[Your objective] Transcribe all the entries word for word, omitting any pictures they contain.

[Data supplied]
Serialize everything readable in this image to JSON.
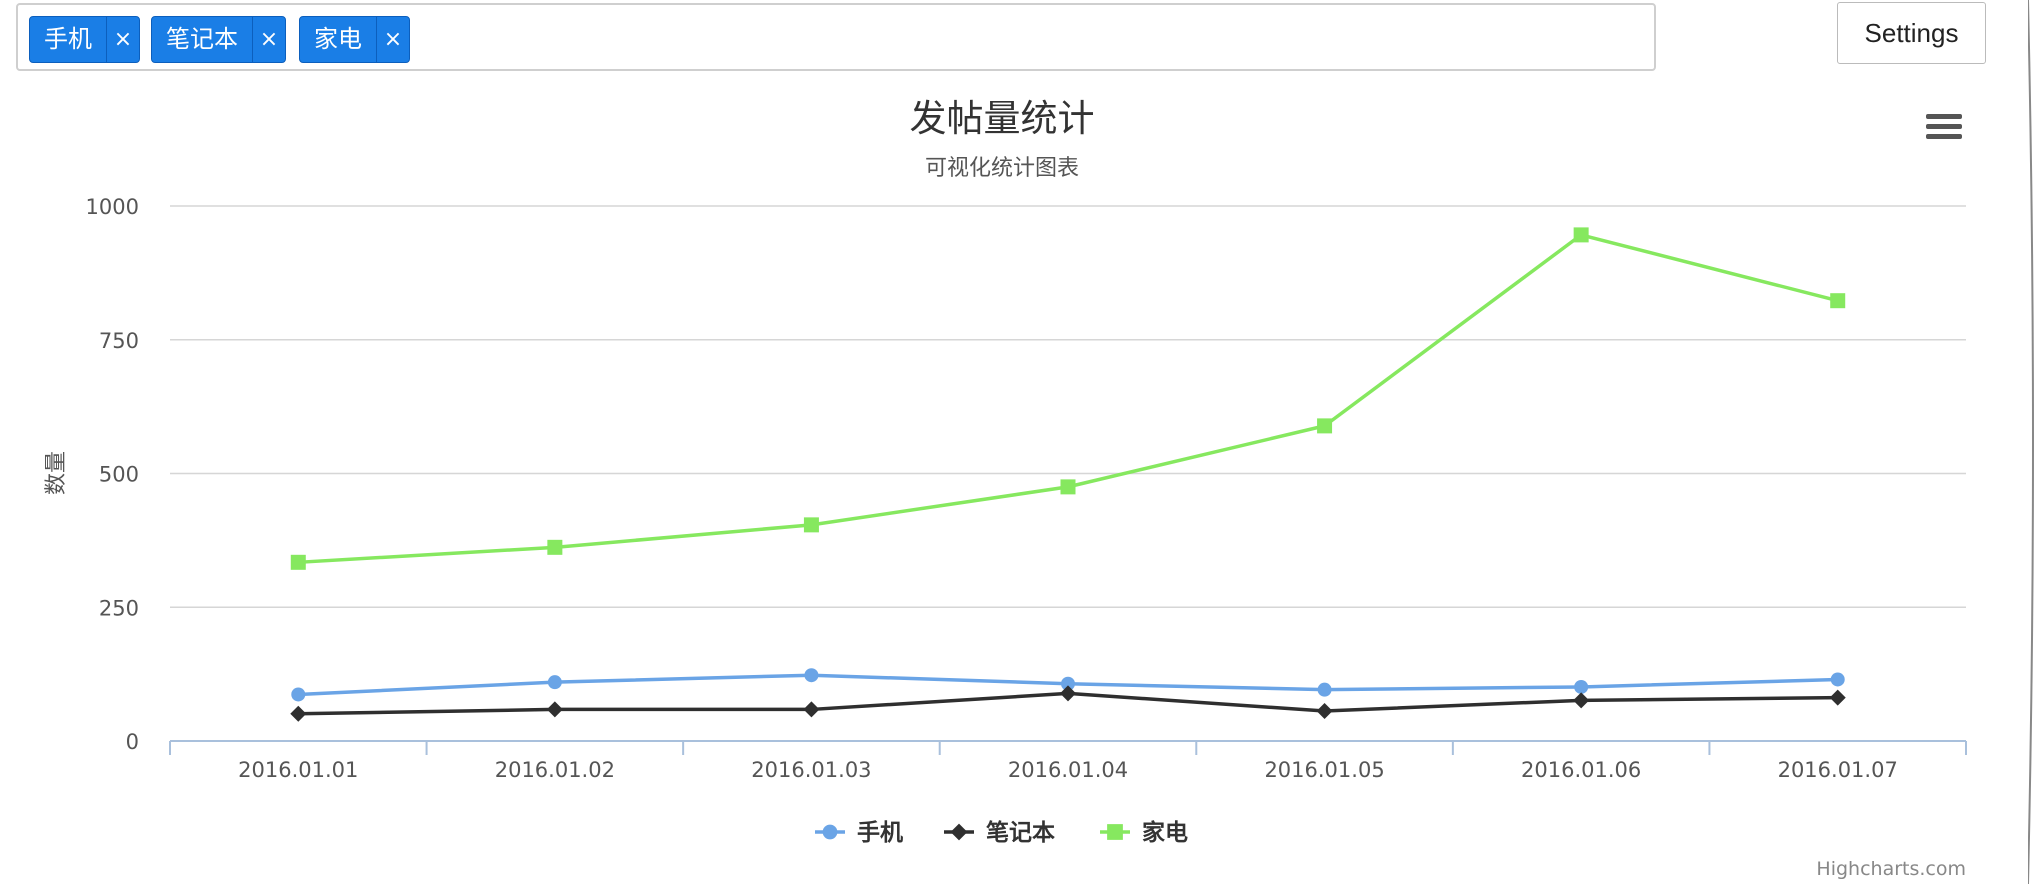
{
  "filter": {
    "tags": [
      {
        "label": "手机",
        "remove": "×"
      },
      {
        "label": "笔记本",
        "remove": "×"
      },
      {
        "label": "家电",
        "remove": "×"
      }
    ]
  },
  "settings": {
    "label": "Settings"
  },
  "chart_menu_icon": "hamburger-menu-icon",
  "credits": "Highcharts.com",
  "chart_data": {
    "type": "line",
    "title": "发帖量统计",
    "subtitle": "可视化统计图表",
    "xlabel": "",
    "ylabel": "数量",
    "categories": [
      "2016.01.01",
      "2016.01.02",
      "2016.01.03",
      "2016.01.04",
      "2016.01.05",
      "2016.01.06",
      "2016.01.07"
    ],
    "ylim": [
      0,
      1000
    ],
    "yticks": [
      "0",
      "250",
      "500",
      "750",
      "1000"
    ],
    "grid": true,
    "legend_position": "bottom-center",
    "series": [
      {
        "name": "手机",
        "color": "#6aa4e6",
        "marker": "circle",
        "values": [
          87,
          110,
          123,
          107,
          96,
          101,
          115
        ]
      },
      {
        "name": "笔记本",
        "color": "#2f2f2f",
        "marker": "diamond",
        "values": [
          51,
          59,
          59,
          89,
          56,
          76,
          81
        ]
      },
      {
        "name": "家电",
        "color": "#86e85f",
        "marker": "square",
        "values": [
          334,
          362,
          404,
          475,
          589,
          946,
          823
        ]
      }
    ]
  }
}
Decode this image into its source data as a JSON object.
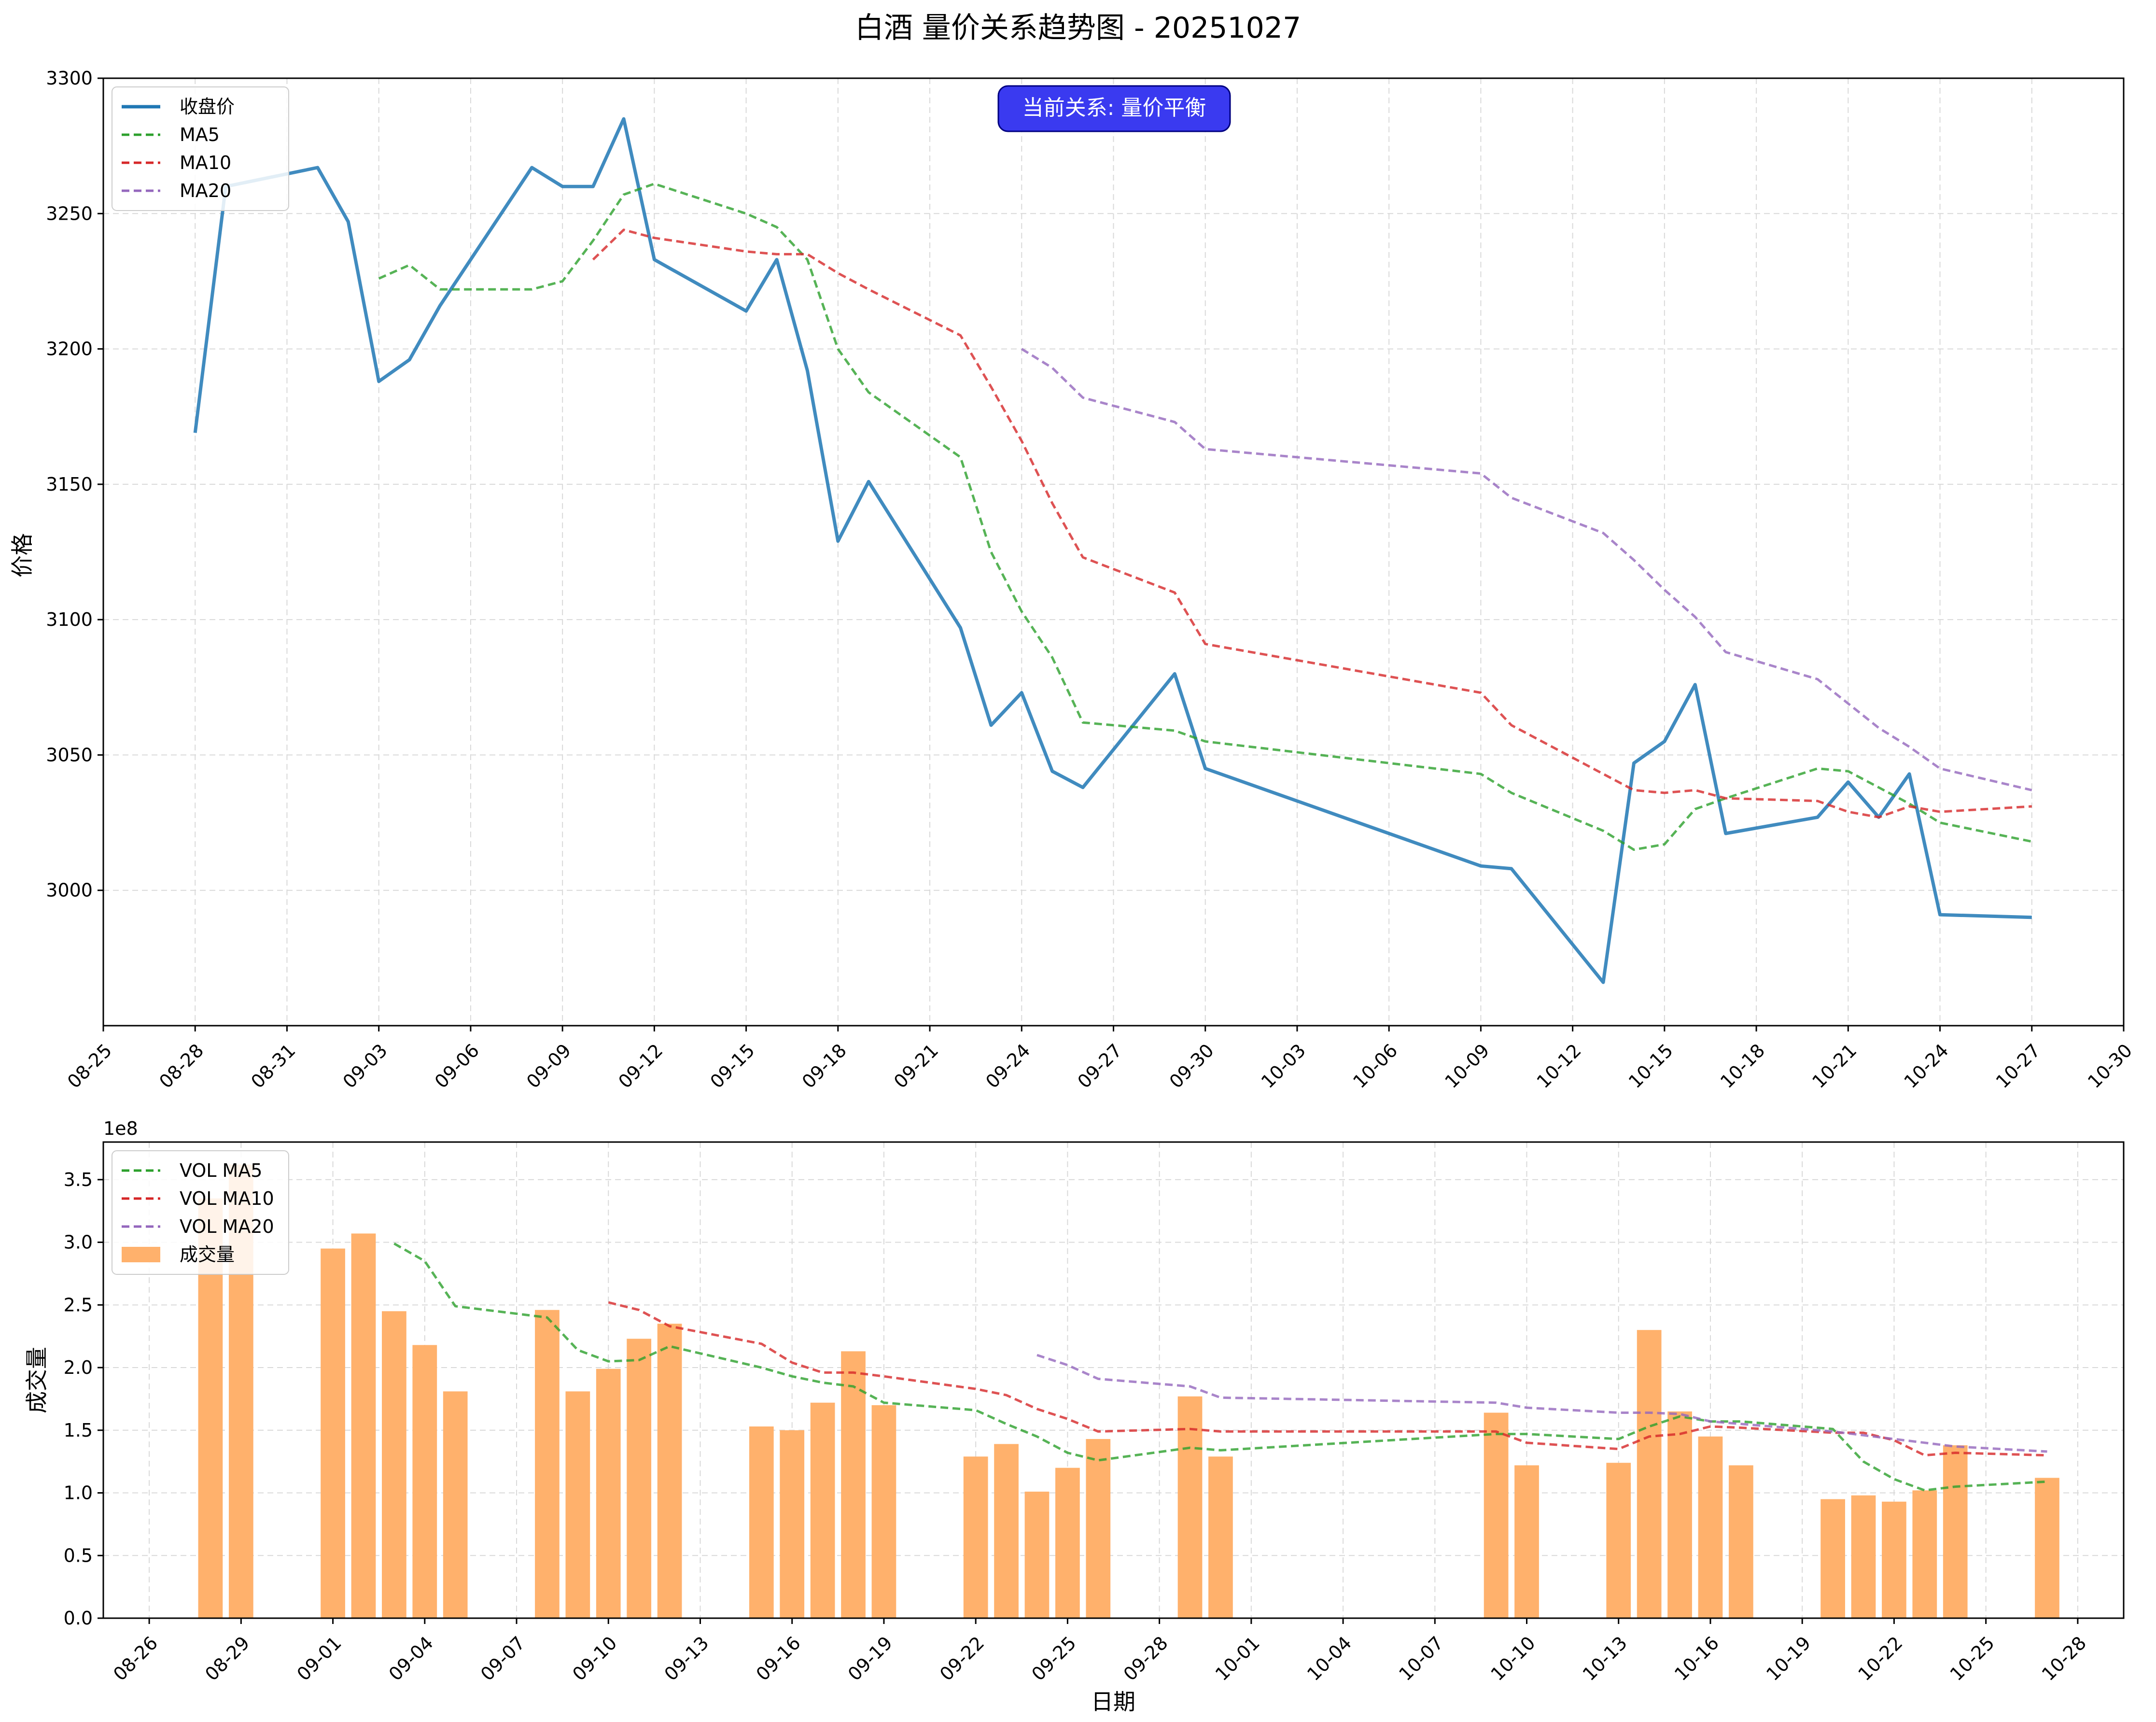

[Response]
Serialize everything readable in this image to JSON.
{
  "filter": {
    "tags": [
      {
        "label": "手机",
        "remove": "×"
      },
      {
        "label": "笔记本",
        "remove": "×"
      },
      {
        "label": "家电",
        "remove": "×"
      }
    ]
  },
  "settings": {
    "label": "Settings"
  },
  "chart_menu_icon": "hamburger-menu-icon",
  "credits": "Highcharts.com",
  "chart_data": {
    "type": "line",
    "title": "发帖量统计",
    "subtitle": "可视化统计图表",
    "xlabel": "",
    "ylabel": "数量",
    "categories": [
      "2016.01.01",
      "2016.01.02",
      "2016.01.03",
      "2016.01.04",
      "2016.01.05",
      "2016.01.06",
      "2016.01.07"
    ],
    "ylim": [
      0,
      1000
    ],
    "yticks": [
      "0",
      "250",
      "500",
      "750",
      "1000"
    ],
    "grid": true,
    "legend_position": "bottom-center",
    "series": [
      {
        "name": "手机",
        "color": "#6aa4e6",
        "marker": "circle",
        "values": [
          87,
          110,
          123,
          107,
          96,
          101,
          115
        ]
      },
      {
        "name": "笔记本",
        "color": "#2f2f2f",
        "marker": "diamond",
        "values": [
          51,
          59,
          59,
          89,
          56,
          76,
          81
        ]
      },
      {
        "name": "家电",
        "color": "#86e85f",
        "marker": "square",
        "values": [
          334,
          362,
          404,
          475,
          589,
          946,
          823
        ]
      }
    ]
  }
}
Decode this image into its source data as a JSON object.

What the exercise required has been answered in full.